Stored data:
* * * *
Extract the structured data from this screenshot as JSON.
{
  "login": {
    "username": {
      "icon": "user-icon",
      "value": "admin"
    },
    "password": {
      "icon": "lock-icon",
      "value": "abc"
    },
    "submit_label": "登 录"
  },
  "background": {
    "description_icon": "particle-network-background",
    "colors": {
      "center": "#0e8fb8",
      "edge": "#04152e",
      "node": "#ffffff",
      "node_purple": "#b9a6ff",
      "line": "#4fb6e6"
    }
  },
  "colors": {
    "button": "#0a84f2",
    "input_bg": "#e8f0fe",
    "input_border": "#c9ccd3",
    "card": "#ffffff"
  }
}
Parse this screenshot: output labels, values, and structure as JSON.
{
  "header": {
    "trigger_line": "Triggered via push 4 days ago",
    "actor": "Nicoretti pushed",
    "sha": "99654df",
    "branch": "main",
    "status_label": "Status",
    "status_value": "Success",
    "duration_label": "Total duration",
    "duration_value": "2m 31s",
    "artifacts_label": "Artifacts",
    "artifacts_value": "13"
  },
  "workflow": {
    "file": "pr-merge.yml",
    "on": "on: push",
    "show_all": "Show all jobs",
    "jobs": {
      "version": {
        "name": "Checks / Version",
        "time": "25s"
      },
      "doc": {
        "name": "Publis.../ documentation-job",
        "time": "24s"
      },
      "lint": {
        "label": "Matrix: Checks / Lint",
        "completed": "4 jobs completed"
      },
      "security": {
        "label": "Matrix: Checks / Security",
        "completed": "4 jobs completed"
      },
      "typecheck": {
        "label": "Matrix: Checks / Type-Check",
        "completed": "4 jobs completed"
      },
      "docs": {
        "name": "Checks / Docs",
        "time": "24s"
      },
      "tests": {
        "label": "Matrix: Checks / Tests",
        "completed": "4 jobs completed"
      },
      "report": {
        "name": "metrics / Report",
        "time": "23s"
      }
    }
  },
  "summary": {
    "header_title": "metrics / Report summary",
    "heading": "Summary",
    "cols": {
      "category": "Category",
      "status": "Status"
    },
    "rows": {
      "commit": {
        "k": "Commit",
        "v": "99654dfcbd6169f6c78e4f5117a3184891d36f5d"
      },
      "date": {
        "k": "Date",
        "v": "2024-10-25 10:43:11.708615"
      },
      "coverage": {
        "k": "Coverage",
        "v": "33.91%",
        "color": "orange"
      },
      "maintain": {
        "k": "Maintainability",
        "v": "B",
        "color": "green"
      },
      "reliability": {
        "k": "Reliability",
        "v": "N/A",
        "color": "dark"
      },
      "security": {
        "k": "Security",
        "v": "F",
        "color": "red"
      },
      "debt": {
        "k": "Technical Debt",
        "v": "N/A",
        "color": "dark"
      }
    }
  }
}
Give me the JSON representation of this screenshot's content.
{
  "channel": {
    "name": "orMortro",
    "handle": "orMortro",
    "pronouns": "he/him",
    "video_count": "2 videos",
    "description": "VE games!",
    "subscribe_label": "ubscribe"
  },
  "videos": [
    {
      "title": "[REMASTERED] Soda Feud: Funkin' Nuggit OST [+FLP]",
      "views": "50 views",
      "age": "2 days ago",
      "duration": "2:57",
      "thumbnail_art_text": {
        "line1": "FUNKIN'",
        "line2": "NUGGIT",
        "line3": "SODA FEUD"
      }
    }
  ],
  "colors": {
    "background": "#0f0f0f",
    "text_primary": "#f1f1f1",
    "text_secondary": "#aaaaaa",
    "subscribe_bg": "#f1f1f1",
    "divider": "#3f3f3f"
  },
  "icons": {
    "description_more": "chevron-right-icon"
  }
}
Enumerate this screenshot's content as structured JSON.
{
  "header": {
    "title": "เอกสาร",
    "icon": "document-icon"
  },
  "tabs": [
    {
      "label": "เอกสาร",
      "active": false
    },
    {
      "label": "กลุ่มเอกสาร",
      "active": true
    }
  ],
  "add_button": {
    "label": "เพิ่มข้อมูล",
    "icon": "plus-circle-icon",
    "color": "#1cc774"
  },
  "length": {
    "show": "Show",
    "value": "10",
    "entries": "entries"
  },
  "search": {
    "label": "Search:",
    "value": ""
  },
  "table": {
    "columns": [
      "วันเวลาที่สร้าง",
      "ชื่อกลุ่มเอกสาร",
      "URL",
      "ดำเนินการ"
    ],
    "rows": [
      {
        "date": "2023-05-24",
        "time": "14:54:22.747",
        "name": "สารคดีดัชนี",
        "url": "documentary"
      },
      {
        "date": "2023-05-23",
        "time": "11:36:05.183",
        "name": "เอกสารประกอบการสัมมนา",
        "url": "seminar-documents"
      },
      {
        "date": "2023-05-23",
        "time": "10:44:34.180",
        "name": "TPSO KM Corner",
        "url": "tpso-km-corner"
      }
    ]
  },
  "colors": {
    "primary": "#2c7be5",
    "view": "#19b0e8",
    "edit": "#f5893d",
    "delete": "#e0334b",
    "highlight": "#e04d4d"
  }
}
* * * *
Aim: Send back all of the entries exactly, with nothing missing.

Response:
Extract the structured data from this screenshot as JSON.
{
  "login": {
    "username": {
      "icon": "user-icon",
      "value": "admin"
    },
    "password": {
      "icon": "lock-icon",
      "value": "abc"
    },
    "submit_label": "登 录"
  },
  "background": {
    "description_icon": "particle-network-background",
    "colors": {
      "center": "#0e8fb8",
      "edge": "#04152e",
      "node": "#ffffff",
      "node_purple": "#b9a6ff",
      "line": "#4fb6e6"
    }
  },
  "colors": {
    "button": "#0a84f2",
    "input_bg": "#e8f0fe",
    "input_border": "#c9ccd3",
    "card": "#ffffff"
  }
}
Parse this screenshot: output labels, values, and structure as JSON.
{
  "header": {
    "trigger_line": "Triggered via push 4 days ago",
    "actor": "Nicoretti pushed",
    "sha": "99654df",
    "branch": "main",
    "status_label": "Status",
    "status_value": "Success",
    "duration_label": "Total duration",
    "duration_value": "2m 31s",
    "artifacts_label": "Artifacts",
    "artifacts_value": "13"
  },
  "workflow": {
    "file": "pr-merge.yml",
    "on": "on: push",
    "show_all": "Show all jobs",
    "jobs": {
      "version": {
        "name": "Checks / Version",
        "time": "25s"
      },
      "doc": {
        "name": "Publis.../ documentation-job",
        "time": "24s"
      },
      "lint": {
        "label": "Matrix: Checks / Lint",
        "completed": "4 jobs completed"
      },
      "security": {
        "label": "Matrix: Checks / Security",
        "completed": "4 jobs completed"
      },
      "typecheck": {
        "label": "Matrix: Checks / Type-Check",
        "completed": "4 jobs completed"
      },
      "docs": {
        "name": "Checks / Docs",
        "time": "24s"
      },
      "tests": {
        "label": "Matrix: Checks / Tests",
        "completed": "4 jobs completed"
      },
      "report": {
        "name": "metrics / Report",
        "time": "23s"
      }
    }
  },
  "summary": {
    "header_title": "metrics / Report summary",
    "heading": "Summary",
    "cols": {
      "category": "Category",
      "status": "Status"
    },
    "rows": {
      "commit": {
        "k": "Commit",
        "v": "99654dfcbd6169f6c78e4f5117a3184891d36f5d"
      },
      "date": {
        "k": "Date",
        "v": "2024-10-25 10:43:11.708615"
      },
      "coverage": {
        "k": "Coverage",
        "v": "33.91%",
        "color": "orange"
      },
      "maintain": {
        "k": "Maintainability",
        "v": "B",
        "color": "green"
      },
      "reliability": {
        "k": "Reliability",
        "v": "N/A",
        "color": "dark"
      },
      "security": {
        "k": "Security",
        "v": "F",
        "color": "red"
      },
      "debt": {
        "k": "Technical Debt",
        "v": "N/A",
        "color": "dark"
      }
    }
  }
}
Give me the JSON representation of this screenshot's content.
{
  "channel": {
    "name": "orMortro",
    "handle": "orMortro",
    "pronouns": "he/him",
    "video_count": "2 videos",
    "description": "VE games!",
    "subscribe_label": "ubscribe"
  },
  "videos": [
    {
      "title": "[REMASTERED] Soda Feud: Funkin' Nuggit OST [+FLP]",
      "views": "50 views",
      "age": "2 days ago",
      "duration": "2:57",
      "thumbnail_art_text": {
        "line1": "FUNKIN'",
        "line2": "NUGGIT",
        "line3": "SODA FEUD"
      }
    }
  ],
  "colors": {
    "background": "#0f0f0f",
    "text_primary": "#f1f1f1",
    "text_secondary": "#aaaaaa",
    "subscribe_bg": "#f1f1f1",
    "divider": "#3f3f3f"
  },
  "icons": {
    "description_more": "chevron-right-icon"
  }
}
Enumerate this screenshot's content as structured JSON.
{
  "header": {
    "title": "เอกสาร",
    "icon": "document-icon"
  },
  "tabs": [
    {
      "label": "เอกสาร",
      "active": false
    },
    {
      "label": "กลุ่มเอกสาร",
      "active": true
    }
  ],
  "add_button": {
    "label": "เพิ่มข้อมูล",
    "icon": "plus-circle-icon",
    "color": "#1cc774"
  },
  "length": {
    "show": "Show",
    "value": "10",
    "entries": "entries"
  },
  "search": {
    "label": "Search:",
    "value": ""
  },
  "table": {
    "columns": [
      "วันเวลาที่สร้าง",
      "ชื่อกลุ่มเอกสาร",
      "URL",
      "ดำเนินการ"
    ],
    "rows": [
      {
        "date": "2023-05-24",
        "time": "14:54:22.747",
        "name": "สารคดีดัชนี",
        "url": "documentary"
      },
      {
        "date": "2023-05-23",
        "time": "11:36:05.183",
        "name": "เอกสารประกอบการสัมมนา",
        "url": "seminar-documents"
      },
      {
        "date": "2023-05-23",
        "time": "10:44:34.180",
        "name": "TPSO KM Corner",
        "url": "tpso-km-corner"
      }
    ]
  },
  "colors": {
    "primary": "#2c7be5",
    "view": "#19b0e8",
    "edit": "#f5893d",
    "delete": "#e0334b",
    "highlight": "#e04d4d"
  }
}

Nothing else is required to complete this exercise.